_WRITTEN PROBLEM:_
Continue the forum thread on swing trading below from the point where it ends.

Included on this thread will be swing trade short positions. I don't have any current short swing positions, but BTC is setting up for a short. The signal might trigger tomorrow, but given that it is then the w/e, I'm not so sure I have the balls to short it into the w/e.


jog on
duc


----------



## barney (30 April 2021)

ducati916 said:


> I am experimenting with some




Looking forward to it Mr @ducati916


----------



## ducati916 (1 May 2021)

ducati916 said:


> So having taken some inspiration from the Dump It thread and Mr @Skate 'trend trading' admonitions, I am experimenting with some swing trades.
> 
> Entered today:
> 
> ...





So closed: GBP & Gasoline for a loss.

Added SPY Short @ $417.51
Long TAN @ $83.95
Long XLU @ $66.38

jog on
duc


----------



## qldfrog (1 May 2021)

ducati916 said:


> Included on this thread will be swing trade short positions. I don't have any current short swing positions, but BTC is setting up for a short. The signal might trigger tomorrow, but given that it is then the w/e, I'm not so sure I have the balls to short it into the w/e.
> 
> 
> jog on
> duc






ducati916 said:


> So closed: GBP & Gasoline for a loss.
> 
> Added SPY Short @ $417.51
> Long TAN @ $83.95
> ...



Do you do this via coded system  or purely discretionary-ly?
I like the idea of swing trades as you can pursue these even in a choppy or falling market.keep us informed


----------



## ducati916 (1 May 2021)

qldfrog said:


> Do you do this via coded system  or purely discretionary-ly?
> I like the idea of swing trades as you can pursue these even in a choppy or falling market.keep us informed




Discretionary.

I'll be trading stocks, currencies and commodities. Stocks and commodities should work out ok, currencies still struggling to find a happy medium. They should work well as they trend, but not so much (success) to date.

_Layout coordinate data:_
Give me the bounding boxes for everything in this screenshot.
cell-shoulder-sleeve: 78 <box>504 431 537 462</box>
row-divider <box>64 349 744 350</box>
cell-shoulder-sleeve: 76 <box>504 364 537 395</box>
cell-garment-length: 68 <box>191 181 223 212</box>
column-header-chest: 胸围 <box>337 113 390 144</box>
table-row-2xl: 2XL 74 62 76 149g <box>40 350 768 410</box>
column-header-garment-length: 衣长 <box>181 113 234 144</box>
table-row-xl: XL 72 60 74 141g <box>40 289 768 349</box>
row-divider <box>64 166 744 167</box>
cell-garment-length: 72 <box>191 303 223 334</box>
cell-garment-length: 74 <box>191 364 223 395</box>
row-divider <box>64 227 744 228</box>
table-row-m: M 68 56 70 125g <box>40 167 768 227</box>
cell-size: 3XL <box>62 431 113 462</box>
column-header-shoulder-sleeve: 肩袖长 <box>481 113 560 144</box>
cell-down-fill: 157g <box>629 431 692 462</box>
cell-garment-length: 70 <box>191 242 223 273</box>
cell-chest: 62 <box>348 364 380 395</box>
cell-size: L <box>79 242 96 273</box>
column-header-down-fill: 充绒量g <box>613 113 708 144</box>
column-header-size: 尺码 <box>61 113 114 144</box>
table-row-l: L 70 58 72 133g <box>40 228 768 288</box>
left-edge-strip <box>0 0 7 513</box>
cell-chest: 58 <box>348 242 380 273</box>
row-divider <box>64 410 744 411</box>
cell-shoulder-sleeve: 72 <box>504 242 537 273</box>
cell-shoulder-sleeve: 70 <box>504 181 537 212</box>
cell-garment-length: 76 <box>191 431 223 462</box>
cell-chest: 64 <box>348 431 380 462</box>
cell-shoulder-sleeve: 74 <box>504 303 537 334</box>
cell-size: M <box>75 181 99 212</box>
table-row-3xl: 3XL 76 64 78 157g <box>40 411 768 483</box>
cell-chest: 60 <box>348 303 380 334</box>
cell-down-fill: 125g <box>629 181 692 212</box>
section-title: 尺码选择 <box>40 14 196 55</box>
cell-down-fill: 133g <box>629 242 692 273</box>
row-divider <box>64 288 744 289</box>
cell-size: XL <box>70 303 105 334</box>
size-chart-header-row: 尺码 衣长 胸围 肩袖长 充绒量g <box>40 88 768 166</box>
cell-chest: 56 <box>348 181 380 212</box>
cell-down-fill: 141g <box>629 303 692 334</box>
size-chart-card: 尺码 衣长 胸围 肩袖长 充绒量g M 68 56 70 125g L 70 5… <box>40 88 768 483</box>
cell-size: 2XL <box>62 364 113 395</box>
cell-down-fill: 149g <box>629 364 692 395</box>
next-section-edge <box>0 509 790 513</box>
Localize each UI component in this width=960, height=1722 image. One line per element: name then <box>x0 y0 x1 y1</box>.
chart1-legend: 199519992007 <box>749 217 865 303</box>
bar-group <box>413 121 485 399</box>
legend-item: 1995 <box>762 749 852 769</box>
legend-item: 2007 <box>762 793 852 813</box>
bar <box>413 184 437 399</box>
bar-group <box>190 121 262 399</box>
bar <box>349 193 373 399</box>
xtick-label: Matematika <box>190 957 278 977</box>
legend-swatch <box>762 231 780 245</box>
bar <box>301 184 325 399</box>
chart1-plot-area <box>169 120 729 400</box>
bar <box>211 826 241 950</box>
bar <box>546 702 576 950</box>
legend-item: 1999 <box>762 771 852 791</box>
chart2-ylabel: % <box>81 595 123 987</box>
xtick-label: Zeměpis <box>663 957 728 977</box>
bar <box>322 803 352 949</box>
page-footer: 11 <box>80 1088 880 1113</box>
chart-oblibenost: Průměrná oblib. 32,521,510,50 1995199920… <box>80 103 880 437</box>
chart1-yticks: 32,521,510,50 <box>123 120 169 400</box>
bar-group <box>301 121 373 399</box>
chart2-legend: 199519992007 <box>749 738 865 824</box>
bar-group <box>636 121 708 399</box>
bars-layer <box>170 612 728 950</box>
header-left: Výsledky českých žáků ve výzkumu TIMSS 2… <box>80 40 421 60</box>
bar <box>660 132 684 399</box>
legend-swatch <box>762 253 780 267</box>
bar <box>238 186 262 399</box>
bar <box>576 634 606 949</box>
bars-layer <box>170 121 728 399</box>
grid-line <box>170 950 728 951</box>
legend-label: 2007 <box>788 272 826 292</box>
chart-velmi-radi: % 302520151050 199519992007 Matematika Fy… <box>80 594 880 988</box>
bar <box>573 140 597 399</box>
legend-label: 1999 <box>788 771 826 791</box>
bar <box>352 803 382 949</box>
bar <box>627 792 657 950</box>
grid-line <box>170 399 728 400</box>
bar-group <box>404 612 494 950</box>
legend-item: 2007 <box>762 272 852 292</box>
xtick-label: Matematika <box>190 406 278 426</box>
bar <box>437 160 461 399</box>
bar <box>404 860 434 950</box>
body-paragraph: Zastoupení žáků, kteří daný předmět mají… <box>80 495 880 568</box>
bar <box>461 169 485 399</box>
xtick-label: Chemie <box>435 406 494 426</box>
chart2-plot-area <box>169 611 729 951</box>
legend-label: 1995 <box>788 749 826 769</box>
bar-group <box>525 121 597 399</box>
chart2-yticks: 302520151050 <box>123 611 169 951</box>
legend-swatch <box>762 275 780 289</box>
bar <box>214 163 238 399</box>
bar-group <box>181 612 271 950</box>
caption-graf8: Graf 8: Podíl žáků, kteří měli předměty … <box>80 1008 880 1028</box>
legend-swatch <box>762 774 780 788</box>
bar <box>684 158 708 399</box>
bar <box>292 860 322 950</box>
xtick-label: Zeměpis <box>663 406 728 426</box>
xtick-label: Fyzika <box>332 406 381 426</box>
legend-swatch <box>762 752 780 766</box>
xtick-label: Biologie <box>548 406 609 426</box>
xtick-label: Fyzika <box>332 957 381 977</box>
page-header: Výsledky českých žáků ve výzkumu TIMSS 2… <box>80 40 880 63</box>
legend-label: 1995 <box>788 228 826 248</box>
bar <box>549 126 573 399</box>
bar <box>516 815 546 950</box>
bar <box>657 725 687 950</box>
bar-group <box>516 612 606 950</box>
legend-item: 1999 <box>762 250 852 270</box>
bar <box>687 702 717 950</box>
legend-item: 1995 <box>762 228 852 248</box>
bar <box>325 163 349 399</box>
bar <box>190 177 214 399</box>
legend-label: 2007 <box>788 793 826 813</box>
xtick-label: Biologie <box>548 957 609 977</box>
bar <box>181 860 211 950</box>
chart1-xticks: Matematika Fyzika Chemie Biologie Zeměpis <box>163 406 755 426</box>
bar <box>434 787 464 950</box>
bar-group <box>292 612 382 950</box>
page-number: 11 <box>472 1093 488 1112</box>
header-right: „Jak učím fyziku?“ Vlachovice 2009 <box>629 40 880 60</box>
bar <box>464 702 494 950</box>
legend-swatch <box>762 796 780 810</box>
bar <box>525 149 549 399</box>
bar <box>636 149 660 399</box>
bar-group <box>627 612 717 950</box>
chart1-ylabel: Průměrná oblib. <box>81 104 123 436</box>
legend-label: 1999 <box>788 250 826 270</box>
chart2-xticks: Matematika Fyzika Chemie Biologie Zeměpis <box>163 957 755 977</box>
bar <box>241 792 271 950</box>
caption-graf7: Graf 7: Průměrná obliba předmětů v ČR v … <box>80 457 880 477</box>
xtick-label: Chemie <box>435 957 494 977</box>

_EXPECTED ANSWER:_
I was going to add 1 more trade. By the time I had decided, the commodity markets were closed. I do remember something about them closing early, so next week at some point I'll add a new commodity trade.

jog on
duc


----------



## ducati916 (1 May 2021)

Added Long NFLX @ $512.27


jog on
duc


----------



## ducati916 (2 May 2021)

So having had some time over the w/e (Saturday) to (a) do a little research and (b) apply that research the following resulted.

(i) I like the systems traders approach in stock picking. That is to say that it is automated. The scans pick the stocks that fit your back tested criteria and you buy them. 

(ii) Studies (over the last 40yrs) have shown that a simple algorithm outperforms an 'expert' in 'prediction' across all manner of specialties. Therefore, a simple algorithm will likely pick stocks (certainly more consistently) that have certain characteristics that have the potential to outperform in the short-term, ie. the next 3/4 weeks max. So I have that simple algorithm, this thread is a live test of that. This has therefore become somewhat of a hybrid methodology.

(iii) So the scan threw up about 12 candidates. That is a manageable number. This is in addition to probably 20 ETFs that I monitor on a daily basis. Of those 12 candidates, I put them through a further 3 step process. Of these 2 are objective and 1 subjective.

(iv) Select the ones that I like best.

So come Monday, I'll close TAN and replace with ORCL. I will also add a new position in NKE. TAN was a selection by myself during Friday's market. After having a think about (all of the above) I tested my open positions against some of the scanned candidates: TAN is horrible as compared to ORCL. on paper. Whereas I like NFLX although it didn't actually show up in the scan.


jog on
duc


----------



## Skate (2 May 2021)

ducati916 said:


> *CONDENSED*
> (1) I like the systems traders approach in stock picking.
> (2) A simple algorithm outperforms an 'expert' in 'prediction' across all manner of specialties.
> (3) Therefore, a simple algorithm will pick the stocks
> ...




@ducati916, I like the idea. I've condensed you bullet points with a "slight arrangement" for added clarity.

*Item (5)*
(a) What criteria will you use to "Select the ones that I like best"? or
(b) Will it be discretionary?
(c) With Amibroker, "PositionScore" handles this procedure for us. (Ranking of signals)

*No discretionary for me*
The 50/50 - 80 rule scares me to death.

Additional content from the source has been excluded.